#### Study questions:
A – In the Vendo isolation text, what happens to the old hostname when a deployment is renamed?
B – In the Vendo isolation text, repeat the passage from "The proxy also" to "route across tenants.", switching "hot path" to "critical path".
C – Summarize the Vendo isolation text in three sentences.

#### Text:
This is the strongest boundary Vendo offers, and it's the default for computeProvider: railway tools. Static and edge tools (cloudflare-workers, cloudflare-pages) don't have a Railway project per deployment, but they also don't have writable shared state — they're stateless by construction.

Per-deployment hostname and TLS

Each deployment gets its own hostname under {tenant_slug}-{deployment_slug}.vendo.run (single-level — the format for all new deployments; some legacy deployments still use the two-level {deployment_slug}.{tenant_slug}.vendo.run form). Either way it is served by a Cloudflare Worker Custom Domain with a per-hostname TLS certificate auto-provisioned by Cloudflare. The reverse proxy reads its routing target from a per-subdomain entry — there's no shared upstream pool that a tenant could accidentally land in.

Renaming a deployment swaps the routing entry atomically. The old hostname 404s immediately rather than serving the previous tenant's traffic.

The proxy also enforces defense-in-depth checks on the hot path: it re-verifies that the resolved connection's tenant_id matches the key's tenant_id, and that the connection's provider matches the proxy adapter that's serving the request. Both checks pass under normal operation (cross-tenant binding writes are already rejected by a DB trigger, see below), but they sit on the request path so a bug elsewhere can't quietly route across tenants.

Per-tenant connections, enforced in the database

A connection (the credential record for an external provider like Telegram or Notion) is owned by exactly one tenant. The relationship between a deployment and a connection is the app_connection_bindings row, and the database carries a trigger that rejects any binding insert where the connection's tenant_id doesn't match the deployment's tenant_id. Cross-tenant bindings cannot exist — not because the API blocks them, but because the database refuses them.

The proxy enforces the same boundary on every call: when your tool calls openai-proxy.vendo.run, the proxy resolves your key to a tenant, then to your deployment's bindings. There's no code path that lets a deployment from tenant A reach a connection owned by tenant B, even if it forged the right binding ids — the database lookup is keyed on the tenant the proxy already resolved.

#### Information given:
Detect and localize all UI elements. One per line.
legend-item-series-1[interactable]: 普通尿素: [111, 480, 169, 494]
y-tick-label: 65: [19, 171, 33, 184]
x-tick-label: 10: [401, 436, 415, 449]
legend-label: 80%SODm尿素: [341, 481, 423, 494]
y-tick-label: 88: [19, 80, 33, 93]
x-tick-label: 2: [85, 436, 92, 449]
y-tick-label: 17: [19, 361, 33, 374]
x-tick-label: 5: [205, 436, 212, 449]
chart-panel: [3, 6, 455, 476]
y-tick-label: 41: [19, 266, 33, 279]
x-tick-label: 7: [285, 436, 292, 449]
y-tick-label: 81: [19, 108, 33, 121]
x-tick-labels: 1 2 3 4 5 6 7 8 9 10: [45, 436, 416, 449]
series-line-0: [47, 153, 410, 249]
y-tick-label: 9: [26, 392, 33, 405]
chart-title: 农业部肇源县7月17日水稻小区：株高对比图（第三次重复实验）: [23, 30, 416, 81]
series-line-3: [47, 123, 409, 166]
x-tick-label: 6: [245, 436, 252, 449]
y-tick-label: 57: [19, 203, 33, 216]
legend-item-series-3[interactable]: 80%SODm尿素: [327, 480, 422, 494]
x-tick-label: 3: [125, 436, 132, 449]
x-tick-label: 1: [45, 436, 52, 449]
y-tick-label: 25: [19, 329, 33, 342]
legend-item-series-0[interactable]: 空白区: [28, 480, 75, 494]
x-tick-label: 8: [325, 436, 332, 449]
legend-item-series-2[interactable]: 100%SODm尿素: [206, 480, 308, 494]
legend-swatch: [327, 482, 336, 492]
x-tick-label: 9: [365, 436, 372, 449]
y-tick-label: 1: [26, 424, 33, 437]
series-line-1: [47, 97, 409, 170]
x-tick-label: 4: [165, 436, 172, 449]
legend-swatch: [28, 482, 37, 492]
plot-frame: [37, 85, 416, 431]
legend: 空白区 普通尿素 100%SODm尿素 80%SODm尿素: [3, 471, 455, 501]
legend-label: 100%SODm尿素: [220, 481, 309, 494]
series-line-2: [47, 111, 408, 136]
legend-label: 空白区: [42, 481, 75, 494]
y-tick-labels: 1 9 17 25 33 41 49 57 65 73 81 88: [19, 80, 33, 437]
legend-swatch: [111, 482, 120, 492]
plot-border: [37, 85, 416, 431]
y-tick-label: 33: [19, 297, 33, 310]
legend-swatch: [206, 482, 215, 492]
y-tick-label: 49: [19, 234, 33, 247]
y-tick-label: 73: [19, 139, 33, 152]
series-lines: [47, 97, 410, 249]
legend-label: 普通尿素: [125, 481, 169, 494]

#### Results in order:
A – It 404s immediately rather than serving the previous tenant's traffic.

B –
The proxy also enforces defense-in-depth checks on the critical path: it re-verifies that the resolved connection's tenant_id matches the key's tenant_id, and that the connection's provider matches the proxy adapter that's serving the request. Both checks pass under normal operation (cross-tenant binding writes are already rejected by a DB trigger, see below), but they sit on the request path so a bug elsewhere can't quietly route across tenants.

C – Each Vendo deployment gets its own hostname with a per-hostname TLS certificate, and the reverse proxy routes from a per-subdomain entry, so there is no shared upstream pool. The proxy also re-checks on the request path that the connection's tenant and provider match the key and the serving adapter. A database trigger rejects any binding where the connection's tenant_id differs from the deployment's tenant_id, so cross-tenant bindings cannot exist.